(Records about charts and figures)

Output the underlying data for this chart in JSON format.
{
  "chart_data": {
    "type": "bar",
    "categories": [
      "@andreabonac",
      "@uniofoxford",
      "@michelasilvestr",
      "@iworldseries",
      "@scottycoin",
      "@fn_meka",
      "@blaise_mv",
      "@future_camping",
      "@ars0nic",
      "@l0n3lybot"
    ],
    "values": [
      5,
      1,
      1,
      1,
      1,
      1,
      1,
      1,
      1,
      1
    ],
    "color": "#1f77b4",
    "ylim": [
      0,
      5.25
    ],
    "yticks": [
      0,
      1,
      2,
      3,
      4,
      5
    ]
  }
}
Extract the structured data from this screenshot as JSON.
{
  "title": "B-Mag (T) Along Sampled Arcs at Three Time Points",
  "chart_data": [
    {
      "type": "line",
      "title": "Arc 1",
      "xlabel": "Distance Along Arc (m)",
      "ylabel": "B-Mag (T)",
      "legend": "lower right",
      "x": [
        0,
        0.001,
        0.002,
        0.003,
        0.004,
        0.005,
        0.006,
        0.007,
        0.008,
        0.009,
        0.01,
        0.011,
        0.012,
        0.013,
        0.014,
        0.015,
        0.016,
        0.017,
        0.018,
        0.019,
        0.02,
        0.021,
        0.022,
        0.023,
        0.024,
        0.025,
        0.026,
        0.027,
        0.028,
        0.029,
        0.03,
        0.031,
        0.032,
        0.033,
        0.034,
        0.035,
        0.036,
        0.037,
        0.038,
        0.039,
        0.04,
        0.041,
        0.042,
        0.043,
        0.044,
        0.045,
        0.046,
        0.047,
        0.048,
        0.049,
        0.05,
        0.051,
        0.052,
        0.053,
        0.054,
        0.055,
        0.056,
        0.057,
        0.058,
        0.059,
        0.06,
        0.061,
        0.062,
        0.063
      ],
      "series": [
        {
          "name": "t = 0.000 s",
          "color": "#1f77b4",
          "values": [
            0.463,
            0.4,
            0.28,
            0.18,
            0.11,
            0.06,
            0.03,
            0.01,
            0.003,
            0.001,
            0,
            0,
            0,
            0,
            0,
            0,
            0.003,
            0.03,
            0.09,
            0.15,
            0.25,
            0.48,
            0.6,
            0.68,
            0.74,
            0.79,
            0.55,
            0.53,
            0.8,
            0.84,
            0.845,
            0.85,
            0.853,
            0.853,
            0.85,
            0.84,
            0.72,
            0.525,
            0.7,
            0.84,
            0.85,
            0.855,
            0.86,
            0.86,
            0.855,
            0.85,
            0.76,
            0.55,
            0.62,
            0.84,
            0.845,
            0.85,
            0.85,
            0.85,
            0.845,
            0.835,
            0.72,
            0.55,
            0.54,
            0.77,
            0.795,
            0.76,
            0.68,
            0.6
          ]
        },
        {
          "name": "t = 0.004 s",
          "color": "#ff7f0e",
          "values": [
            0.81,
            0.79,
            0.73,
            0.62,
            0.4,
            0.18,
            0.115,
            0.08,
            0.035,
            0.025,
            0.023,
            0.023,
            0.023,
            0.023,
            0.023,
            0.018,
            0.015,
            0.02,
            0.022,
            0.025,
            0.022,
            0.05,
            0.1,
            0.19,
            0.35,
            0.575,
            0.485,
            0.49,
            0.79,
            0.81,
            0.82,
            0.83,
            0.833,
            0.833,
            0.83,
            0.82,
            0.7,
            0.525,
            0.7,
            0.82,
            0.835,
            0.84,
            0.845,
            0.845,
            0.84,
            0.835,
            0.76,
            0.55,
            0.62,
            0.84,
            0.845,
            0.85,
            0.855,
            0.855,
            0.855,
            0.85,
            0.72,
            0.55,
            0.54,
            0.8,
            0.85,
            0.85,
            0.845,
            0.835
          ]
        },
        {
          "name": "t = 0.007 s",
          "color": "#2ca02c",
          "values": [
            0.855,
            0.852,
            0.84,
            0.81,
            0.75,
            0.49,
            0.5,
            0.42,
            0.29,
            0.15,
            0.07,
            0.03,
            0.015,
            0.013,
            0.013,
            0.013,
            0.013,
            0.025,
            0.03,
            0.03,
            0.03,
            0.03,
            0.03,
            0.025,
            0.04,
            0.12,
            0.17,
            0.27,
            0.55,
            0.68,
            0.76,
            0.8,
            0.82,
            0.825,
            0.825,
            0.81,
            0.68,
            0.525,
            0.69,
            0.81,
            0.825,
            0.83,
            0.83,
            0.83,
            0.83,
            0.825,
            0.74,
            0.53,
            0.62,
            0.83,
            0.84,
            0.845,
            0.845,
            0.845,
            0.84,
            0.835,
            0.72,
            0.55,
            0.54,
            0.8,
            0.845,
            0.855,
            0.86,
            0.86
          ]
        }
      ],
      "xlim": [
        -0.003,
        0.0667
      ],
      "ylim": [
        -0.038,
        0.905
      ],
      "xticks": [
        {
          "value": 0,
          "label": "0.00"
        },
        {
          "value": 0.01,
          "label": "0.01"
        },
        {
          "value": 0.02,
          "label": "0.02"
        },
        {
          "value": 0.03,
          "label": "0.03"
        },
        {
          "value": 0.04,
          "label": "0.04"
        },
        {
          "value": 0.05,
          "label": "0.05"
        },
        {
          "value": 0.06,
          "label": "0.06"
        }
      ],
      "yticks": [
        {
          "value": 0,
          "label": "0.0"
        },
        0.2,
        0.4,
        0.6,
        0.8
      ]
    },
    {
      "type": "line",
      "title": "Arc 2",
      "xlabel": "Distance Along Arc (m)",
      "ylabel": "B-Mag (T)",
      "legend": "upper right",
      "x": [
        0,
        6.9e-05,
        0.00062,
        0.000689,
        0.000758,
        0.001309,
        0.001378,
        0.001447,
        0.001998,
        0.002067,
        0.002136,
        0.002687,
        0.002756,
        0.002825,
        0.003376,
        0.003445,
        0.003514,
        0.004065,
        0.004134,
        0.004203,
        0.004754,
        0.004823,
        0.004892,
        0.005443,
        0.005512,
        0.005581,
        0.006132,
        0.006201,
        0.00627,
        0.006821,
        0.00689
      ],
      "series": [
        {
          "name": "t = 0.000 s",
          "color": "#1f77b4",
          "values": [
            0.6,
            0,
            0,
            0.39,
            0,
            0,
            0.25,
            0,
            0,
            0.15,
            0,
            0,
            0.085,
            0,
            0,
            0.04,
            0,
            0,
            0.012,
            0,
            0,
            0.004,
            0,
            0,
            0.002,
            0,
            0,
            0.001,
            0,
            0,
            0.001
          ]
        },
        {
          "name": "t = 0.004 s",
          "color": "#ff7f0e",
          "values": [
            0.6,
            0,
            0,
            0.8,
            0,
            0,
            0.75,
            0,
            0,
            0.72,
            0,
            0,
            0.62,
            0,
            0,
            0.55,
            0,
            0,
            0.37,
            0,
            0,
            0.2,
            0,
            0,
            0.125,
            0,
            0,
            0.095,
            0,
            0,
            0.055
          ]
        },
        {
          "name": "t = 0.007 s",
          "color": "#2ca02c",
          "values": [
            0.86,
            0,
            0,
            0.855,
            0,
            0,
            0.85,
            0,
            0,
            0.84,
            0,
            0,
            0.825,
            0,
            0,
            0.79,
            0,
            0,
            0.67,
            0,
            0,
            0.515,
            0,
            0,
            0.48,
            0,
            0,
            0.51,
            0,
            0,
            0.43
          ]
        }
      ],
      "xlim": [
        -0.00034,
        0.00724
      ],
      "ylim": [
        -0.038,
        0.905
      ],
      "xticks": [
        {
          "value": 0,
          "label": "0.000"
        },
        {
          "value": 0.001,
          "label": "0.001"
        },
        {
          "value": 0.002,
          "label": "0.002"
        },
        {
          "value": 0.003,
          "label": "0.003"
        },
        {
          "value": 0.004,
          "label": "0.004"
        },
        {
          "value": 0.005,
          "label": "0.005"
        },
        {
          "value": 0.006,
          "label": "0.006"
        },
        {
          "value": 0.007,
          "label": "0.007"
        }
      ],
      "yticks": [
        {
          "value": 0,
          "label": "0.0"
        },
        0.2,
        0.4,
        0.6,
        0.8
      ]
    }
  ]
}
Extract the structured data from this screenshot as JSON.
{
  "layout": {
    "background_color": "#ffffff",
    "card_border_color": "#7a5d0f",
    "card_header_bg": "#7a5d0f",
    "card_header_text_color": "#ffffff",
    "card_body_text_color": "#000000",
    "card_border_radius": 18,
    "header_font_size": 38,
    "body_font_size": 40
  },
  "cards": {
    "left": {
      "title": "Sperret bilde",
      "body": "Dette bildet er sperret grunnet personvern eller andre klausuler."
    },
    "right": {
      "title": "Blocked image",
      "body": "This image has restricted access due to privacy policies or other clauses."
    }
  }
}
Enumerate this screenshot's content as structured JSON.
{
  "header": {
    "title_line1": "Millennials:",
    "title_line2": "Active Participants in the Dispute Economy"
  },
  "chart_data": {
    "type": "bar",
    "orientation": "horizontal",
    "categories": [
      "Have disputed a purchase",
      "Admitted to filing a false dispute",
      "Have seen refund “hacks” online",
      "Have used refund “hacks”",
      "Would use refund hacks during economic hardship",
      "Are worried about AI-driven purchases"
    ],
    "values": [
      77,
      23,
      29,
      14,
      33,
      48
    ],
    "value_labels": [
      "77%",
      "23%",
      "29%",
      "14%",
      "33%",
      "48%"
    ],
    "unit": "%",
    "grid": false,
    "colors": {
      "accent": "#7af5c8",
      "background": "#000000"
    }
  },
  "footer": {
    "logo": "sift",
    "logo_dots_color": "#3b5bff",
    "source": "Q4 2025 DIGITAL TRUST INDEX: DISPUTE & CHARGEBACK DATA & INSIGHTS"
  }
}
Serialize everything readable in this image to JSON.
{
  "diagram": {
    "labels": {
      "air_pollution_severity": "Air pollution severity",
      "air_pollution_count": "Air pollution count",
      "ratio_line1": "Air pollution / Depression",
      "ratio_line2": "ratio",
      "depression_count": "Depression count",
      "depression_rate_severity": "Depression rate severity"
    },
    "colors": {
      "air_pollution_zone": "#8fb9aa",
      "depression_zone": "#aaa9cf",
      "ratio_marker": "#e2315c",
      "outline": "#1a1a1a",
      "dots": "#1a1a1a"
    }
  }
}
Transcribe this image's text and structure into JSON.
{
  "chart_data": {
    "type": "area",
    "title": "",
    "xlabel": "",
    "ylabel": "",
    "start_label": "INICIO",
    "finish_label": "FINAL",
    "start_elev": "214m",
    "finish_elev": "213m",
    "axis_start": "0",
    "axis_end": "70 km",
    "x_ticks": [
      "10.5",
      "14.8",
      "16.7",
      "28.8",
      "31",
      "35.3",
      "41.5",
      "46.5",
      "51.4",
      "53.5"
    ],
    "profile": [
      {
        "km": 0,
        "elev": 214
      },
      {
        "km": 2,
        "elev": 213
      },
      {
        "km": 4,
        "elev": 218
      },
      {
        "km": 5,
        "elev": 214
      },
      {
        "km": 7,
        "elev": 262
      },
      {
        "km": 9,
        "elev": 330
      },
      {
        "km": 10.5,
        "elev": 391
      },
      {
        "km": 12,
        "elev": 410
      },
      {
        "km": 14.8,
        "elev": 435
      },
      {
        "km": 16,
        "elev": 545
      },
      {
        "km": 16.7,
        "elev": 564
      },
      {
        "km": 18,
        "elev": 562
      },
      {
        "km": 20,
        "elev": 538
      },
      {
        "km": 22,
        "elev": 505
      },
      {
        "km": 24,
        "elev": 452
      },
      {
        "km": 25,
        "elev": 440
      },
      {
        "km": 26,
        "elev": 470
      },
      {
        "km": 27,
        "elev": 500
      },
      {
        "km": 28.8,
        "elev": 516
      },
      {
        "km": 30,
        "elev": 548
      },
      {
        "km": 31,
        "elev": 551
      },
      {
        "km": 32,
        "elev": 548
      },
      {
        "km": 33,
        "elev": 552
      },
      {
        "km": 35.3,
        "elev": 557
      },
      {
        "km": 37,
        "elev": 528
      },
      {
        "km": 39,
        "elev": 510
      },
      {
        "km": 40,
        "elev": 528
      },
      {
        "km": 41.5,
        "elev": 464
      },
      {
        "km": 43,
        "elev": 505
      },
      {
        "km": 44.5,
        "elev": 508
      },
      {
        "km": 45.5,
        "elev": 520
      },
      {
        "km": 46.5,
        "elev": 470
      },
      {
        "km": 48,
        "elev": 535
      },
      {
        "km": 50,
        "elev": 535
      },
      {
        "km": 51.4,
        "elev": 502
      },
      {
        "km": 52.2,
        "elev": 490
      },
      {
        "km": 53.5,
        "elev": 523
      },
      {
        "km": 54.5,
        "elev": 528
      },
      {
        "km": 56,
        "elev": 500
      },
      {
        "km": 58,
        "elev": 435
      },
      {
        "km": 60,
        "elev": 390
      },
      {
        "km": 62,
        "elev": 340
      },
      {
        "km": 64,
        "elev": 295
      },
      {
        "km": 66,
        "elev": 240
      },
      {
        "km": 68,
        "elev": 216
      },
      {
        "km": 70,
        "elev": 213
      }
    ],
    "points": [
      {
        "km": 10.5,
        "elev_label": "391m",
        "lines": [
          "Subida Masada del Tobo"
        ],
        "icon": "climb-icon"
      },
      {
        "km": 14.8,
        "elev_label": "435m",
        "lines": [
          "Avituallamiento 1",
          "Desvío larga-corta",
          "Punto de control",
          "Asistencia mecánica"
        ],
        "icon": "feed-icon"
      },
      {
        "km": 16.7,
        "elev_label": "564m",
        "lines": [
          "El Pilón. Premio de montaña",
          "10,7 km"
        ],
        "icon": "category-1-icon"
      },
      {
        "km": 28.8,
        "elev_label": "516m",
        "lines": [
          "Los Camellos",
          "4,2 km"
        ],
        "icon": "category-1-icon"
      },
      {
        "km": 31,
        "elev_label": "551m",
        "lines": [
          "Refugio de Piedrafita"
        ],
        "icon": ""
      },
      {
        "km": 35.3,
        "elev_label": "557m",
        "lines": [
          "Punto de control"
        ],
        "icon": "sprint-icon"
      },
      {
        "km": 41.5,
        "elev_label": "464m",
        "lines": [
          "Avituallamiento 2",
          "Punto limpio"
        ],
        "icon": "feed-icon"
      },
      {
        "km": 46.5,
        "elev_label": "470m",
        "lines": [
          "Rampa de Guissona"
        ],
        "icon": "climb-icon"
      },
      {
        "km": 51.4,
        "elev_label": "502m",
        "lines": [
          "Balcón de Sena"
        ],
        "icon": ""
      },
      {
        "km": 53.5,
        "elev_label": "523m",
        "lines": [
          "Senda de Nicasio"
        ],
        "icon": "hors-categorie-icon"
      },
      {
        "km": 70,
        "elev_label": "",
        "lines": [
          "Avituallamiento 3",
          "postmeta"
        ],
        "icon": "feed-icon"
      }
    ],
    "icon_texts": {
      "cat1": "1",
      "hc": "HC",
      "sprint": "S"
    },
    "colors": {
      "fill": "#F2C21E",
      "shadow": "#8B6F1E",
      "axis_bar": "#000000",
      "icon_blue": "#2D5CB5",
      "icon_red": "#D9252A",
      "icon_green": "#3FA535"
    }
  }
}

BRIEF
Select and copy every line from the records that includes the word "ffffff".

WRITTEN ANSWER
    "background_color": "#ffffff",
    "card_header_text_color": "#ffffff",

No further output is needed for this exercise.